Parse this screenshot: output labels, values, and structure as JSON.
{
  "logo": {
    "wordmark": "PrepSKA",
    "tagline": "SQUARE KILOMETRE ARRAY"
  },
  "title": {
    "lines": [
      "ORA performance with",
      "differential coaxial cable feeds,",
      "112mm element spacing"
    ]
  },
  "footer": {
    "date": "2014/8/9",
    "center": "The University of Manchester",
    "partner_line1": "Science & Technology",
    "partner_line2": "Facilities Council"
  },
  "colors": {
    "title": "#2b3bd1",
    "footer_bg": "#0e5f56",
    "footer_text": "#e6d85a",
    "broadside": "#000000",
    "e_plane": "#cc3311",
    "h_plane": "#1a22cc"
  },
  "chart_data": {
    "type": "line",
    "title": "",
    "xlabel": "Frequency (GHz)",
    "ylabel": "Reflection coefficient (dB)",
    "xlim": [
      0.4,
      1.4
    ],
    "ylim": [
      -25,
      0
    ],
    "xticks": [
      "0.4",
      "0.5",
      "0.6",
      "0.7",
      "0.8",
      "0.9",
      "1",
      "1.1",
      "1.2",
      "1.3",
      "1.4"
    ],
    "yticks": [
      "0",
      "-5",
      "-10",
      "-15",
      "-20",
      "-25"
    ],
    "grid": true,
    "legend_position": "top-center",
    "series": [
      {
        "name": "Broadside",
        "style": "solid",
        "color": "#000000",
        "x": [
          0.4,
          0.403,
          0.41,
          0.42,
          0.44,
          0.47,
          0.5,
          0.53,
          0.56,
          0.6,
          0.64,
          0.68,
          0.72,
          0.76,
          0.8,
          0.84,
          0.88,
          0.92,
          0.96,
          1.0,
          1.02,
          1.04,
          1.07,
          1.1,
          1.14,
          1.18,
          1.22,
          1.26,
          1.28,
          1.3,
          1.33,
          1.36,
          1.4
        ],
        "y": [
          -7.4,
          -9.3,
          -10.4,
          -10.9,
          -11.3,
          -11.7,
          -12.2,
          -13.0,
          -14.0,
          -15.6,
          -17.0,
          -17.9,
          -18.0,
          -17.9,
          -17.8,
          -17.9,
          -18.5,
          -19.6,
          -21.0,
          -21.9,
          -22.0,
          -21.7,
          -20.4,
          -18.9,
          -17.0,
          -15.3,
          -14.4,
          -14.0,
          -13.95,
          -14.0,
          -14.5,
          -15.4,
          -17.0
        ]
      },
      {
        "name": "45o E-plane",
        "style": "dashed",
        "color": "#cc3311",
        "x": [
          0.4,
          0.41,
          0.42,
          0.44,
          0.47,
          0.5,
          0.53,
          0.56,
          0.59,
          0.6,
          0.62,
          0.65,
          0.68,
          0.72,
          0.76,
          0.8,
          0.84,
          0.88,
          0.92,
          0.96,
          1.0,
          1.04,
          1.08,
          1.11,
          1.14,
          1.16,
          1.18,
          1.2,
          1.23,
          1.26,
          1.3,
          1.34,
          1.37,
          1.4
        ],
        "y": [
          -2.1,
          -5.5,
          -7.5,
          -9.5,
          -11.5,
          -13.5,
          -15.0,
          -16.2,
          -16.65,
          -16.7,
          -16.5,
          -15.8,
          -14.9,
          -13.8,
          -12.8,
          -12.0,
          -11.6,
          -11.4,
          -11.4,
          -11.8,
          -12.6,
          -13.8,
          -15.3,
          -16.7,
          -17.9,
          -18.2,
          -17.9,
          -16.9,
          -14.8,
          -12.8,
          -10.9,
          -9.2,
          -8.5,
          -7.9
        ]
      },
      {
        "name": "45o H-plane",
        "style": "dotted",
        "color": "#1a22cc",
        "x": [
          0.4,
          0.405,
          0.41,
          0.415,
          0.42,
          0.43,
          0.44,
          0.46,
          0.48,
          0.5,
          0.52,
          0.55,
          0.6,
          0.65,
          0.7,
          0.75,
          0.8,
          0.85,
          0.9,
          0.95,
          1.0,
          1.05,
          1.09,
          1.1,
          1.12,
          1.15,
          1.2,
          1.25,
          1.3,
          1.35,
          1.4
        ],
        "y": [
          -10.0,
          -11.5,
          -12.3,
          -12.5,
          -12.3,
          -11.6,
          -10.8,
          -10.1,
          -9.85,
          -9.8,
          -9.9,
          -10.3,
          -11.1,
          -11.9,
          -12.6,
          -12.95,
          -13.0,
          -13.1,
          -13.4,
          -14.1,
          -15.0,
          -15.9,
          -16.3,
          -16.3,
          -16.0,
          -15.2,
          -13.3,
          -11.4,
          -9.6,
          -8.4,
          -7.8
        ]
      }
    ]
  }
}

## GOAL
Find the lines holding "name" and list every one.

## SOLVED PROBLEM
        "name": "Broadside",
        "name": "45o E-plane",
        "name": "45o H-plane",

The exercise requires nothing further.